* [COSA SI CHIEDE]:
Riporta testualmente tutte le righe dei record seguenti, omettendo le immagini.

(Dati sui confini delle regioni)

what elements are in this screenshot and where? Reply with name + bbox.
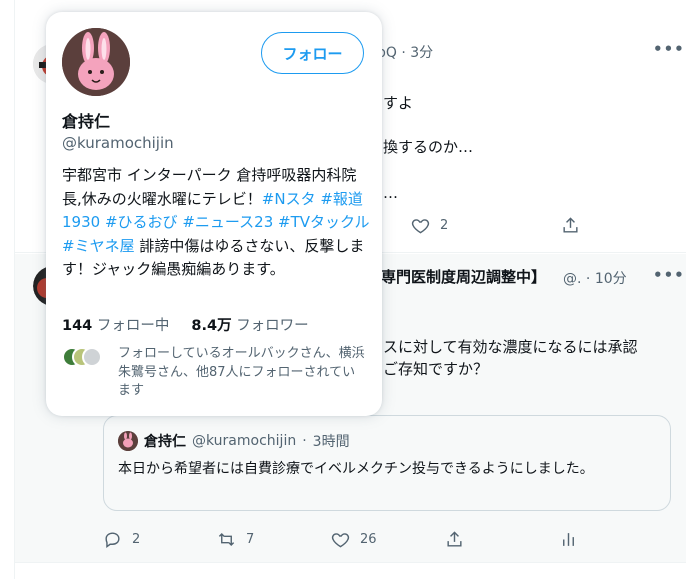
heart-icon <box>331 533 350 548</box>
hashtag-link[interactable]: #ひるおび <box>105 213 178 231</box>
hashtag-link[interactable]: #ニュース23 <box>182 213 273 231</box>
analytics-button[interactable] <box>559 530 578 549</box>
hashtag-link[interactable]: #Nスタ <box>262 190 316 208</box>
following-count: 144 <box>62 318 93 334</box>
followers-link[interactable]: 8.4万 フォロワー <box>191 314 308 335</box>
quoted-author-handle: @kuramochijin <box>192 433 297 449</box>
retweet-button[interactable]: 7 <box>217 530 254 549</box>
profile-name[interactable]: 倉持仁 <box>62 108 110 132</box>
tweet-time[interactable]: 10分 <box>595 271 627 287</box>
mutual-avatar <box>82 347 102 367</box>
like-count: 2 <box>440 218 449 233</box>
profile-hover-card: フォロー 倉持仁 @kuramochijin 宇都宮市 インターパーク 倉持呼吸… <box>46 12 382 416</box>
profile-bio: 宇都宮市 インターパーク 倉持呼吸器内科院長,休みの火曜水曜にテレビ！#Nスタ … <box>62 164 370 282</box>
quoted-tweet-header: 倉持仁 @kuramochijin · 3時間 <box>118 431 350 451</box>
profile-avatar[interactable] <box>62 28 130 96</box>
mutual-followers-text: フォローしているオールバックさん、横浜朱鷺号さん、他87人にフォローされています <box>118 346 365 398</box>
quoted-tweet[interactable]: 倉持仁 @kuramochijin · 3時間 本日から希望者には自費診療でイベ… <box>103 415 671 511</box>
hashtag-link[interactable]: #TVタックル <box>278 213 370 231</box>
tweet-time[interactable]: 3分 <box>410 45 433 61</box>
more-icon[interactable]: ••• <box>653 266 685 284</box>
reply-icon <box>105 532 120 549</box>
reply-button[interactable]: 2 <box>103 530 140 549</box>
tweet-handle[interactable]: @. <box>563 271 581 287</box>
heart-icon <box>411 219 430 234</box>
share-button[interactable] <box>561 216 580 235</box>
profile-handle[interactable]: @kuramochijin <box>62 134 174 152</box>
tweet-text-line: すよ <box>383 94 414 112</box>
follow-button[interactable]: フォロー <box>261 32 364 74</box>
tweet-meta: @. · 10分 <box>563 271 627 287</box>
quoted-time: 3時間 <box>312 434 350 450</box>
quoted-author-name: 倉持仁 <box>144 434 186 450</box>
following-link[interactable]: 144 フォロー中 <box>62 314 169 335</box>
share-icon <box>447 531 462 547</box>
tweet-text-line: … <box>383 184 398 202</box>
profile-stats: 144 フォロー中 8.4万 フォロワー <box>62 314 309 335</box>
tweet-text-line: ご存知ですか？ <box>383 360 489 378</box>
tweet-text-line: スに対して有効な濃度になるには承認 <box>383 338 638 356</box>
quoted-text: 本日から希望者には自費診療でイベルメクチン投与できるようにしました。 <box>118 461 594 477</box>
retweet-count: 7 <box>246 532 255 547</box>
tweet-meta: pQ · 3分 <box>377 45 434 61</box>
tweet-text-line: 換するのか… <box>383 138 474 156</box>
tweet-author-name[interactable]: 専門医制度周辺調整中】 <box>381 266 546 287</box>
share-button[interactable] <box>445 530 464 549</box>
like-count: 26 <box>360 532 377 547</box>
more-icon[interactable]: ••• <box>653 40 685 58</box>
like-button[interactable]: 2 <box>411 216 448 235</box>
like-button[interactable]: 26 <box>331 530 377 549</box>
reply-count: 2 <box>132 532 141 547</box>
followers-label: フォロワー <box>236 318 309 334</box>
analytics-icon <box>563 533 574 546</box>
followers-count: 8.4万 <box>191 318 232 334</box>
share-icon <box>563 217 578 233</box>
quoted-avatar <box>118 431 138 451</box>
mutual-avatars <box>62 347 106 367</box>
following-label: フォロー中 <box>96 318 170 334</box>
retweet-icon <box>218 532 235 547</box>
hashtag-link[interactable]: #ミヤネ屋 <box>62 237 135 255</box>
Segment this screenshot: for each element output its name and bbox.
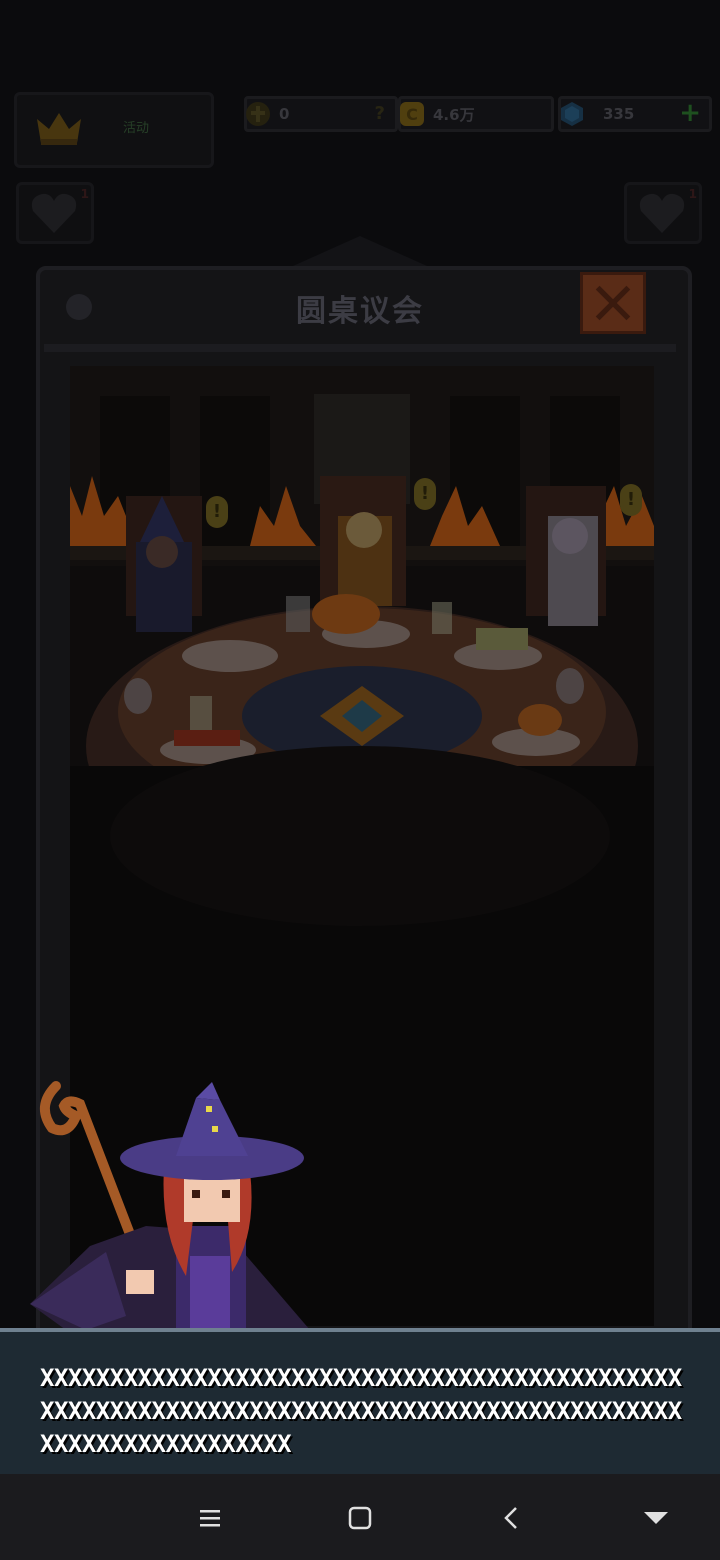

* [SOLUZIONE]:
what elements are in this screenshot and where? Reply with name + bbox.
heart-icon <box>331 533 350 548</box>
hashtag-link[interactable]: #ひるおび <box>105 213 178 231</box>
hashtag-link[interactable]: #ニュース23 <box>182 213 273 231</box>
analytics-button[interactable] <box>559 530 578 549</box>
hashtag-link[interactable]: #Nスタ <box>262 190 316 208</box>
following-count: 144 <box>62 318 93 334</box>
followers-link[interactable]: 8.4万 フォロワー <box>191 314 308 335</box>
quoted-author-handle: @kuramochijin <box>192 433 297 449</box>
retweet-button[interactable]: 7 <box>217 530 254 549</box>
profile-name[interactable]: 倉持仁 <box>62 108 110 132</box>
tweet-time[interactable]: 10分 <box>595 271 627 287</box>
mutual-avatar <box>82 347 102 367</box>
like-count: 2 <box>440 218 449 233</box>
profile-hover-card: フォロー 倉持仁 @kuramochijin 宇都宮市 インターパーク 倉持呼吸… <box>46 12 382 416</box>
profile-bio: 宇都宮市 インターパーク 倉持呼吸器内科院長,休みの火曜水曜にテレビ！#Nスタ … <box>62 164 370 282</box>
quoted-tweet-header: 倉持仁 @kuramochijin · 3時間 <box>118 431 350 451</box>
profile-avatar[interactable] <box>62 28 130 96</box>
mutual-followers-text: フォローしているオールバックさん、横浜朱鷺号さん、他87人にフォローされています <box>118 346 365 398</box>
quoted-tweet[interactable]: 倉持仁 @kuramochijin · 3時間 本日から希望者には自費診療でイベ… <box>103 415 671 511</box>
hashtag-link[interactable]: #TVタックル <box>278 213 370 231</box>
tweet-time[interactable]: 3分 <box>410 45 433 61</box>
more-icon[interactable]: ••• <box>653 266 685 284</box>
reply-icon <box>105 532 120 549</box>
reply-button[interactable]: 2 <box>103 530 140 549</box>
tweet-handle[interactable]: @. <box>563 271 581 287</box>
heart-icon <box>411 219 430 234</box>
share-button[interactable] <box>561 216 580 235</box>
profile-handle[interactable]: @kuramochijin <box>62 134 174 152</box>
tweet-text-line: すよ <box>383 94 414 112</box>
follow-button[interactable]: フォロー <box>261 32 364 74</box>
tweet-meta: @. · 10分 <box>563 271 627 287</box>
quoted-time: 3時間 <box>312 434 350 450</box>
quoted-author-name: 倉持仁 <box>144 434 186 450</box>
following-link[interactable]: 144 フォロー中 <box>62 314 169 335</box>
share-icon <box>447 531 462 547</box>
tweet-text-line: … <box>383 184 398 202</box>
profile-stats: 144 フォロー中 8.4万 フォロワー <box>62 314 309 335</box>
tweet-text-line: ご存知ですか？ <box>383 360 489 378</box>
tweet-text-line: スに対して有効な濃度になるには承認 <box>383 338 638 356</box>
quoted-text: 本日から希望者には自費診療でイベルメクチン投与できるようにしました。 <box>118 461 594 477</box>
retweet-count: 7 <box>246 532 255 547</box>
tweet-meta: pQ · 3分 <box>377 45 434 61</box>
tweet-text-line: 換するのか… <box>383 138 474 156</box>
tweet-author-name[interactable]: 専門医制度周辺調整中】 <box>381 266 546 287</box>
share-button[interactable] <box>445 530 464 549</box>
like-count: 26 <box>360 532 377 547</box>
more-icon[interactable]: ••• <box>653 40 685 58</box>
like-button[interactable]: 2 <box>411 216 448 235</box>
like-button[interactable]: 26 <box>331 530 377 549</box>
reply-count: 2 <box>132 532 141 547</box>
followers-label: フォロワー <box>236 318 309 334</box>
analytics-icon <box>563 533 574 546</box>
followers-count: 8.4万 <box>191 318 232 334</box>
share-icon <box>563 217 578 233</box>
quoted-avatar <box>118 431 138 451</box>
mutual-avatars <box>62 347 106 367</box>
following-label: フォロー中 <box>96 318 170 334</box>
retweet-icon <box>218 532 235 547</box>
hashtag-link[interactable]: #ミヤネ屋 <box>62 237 135 255</box>
Segment this screenshot: for each element output its name and bbox.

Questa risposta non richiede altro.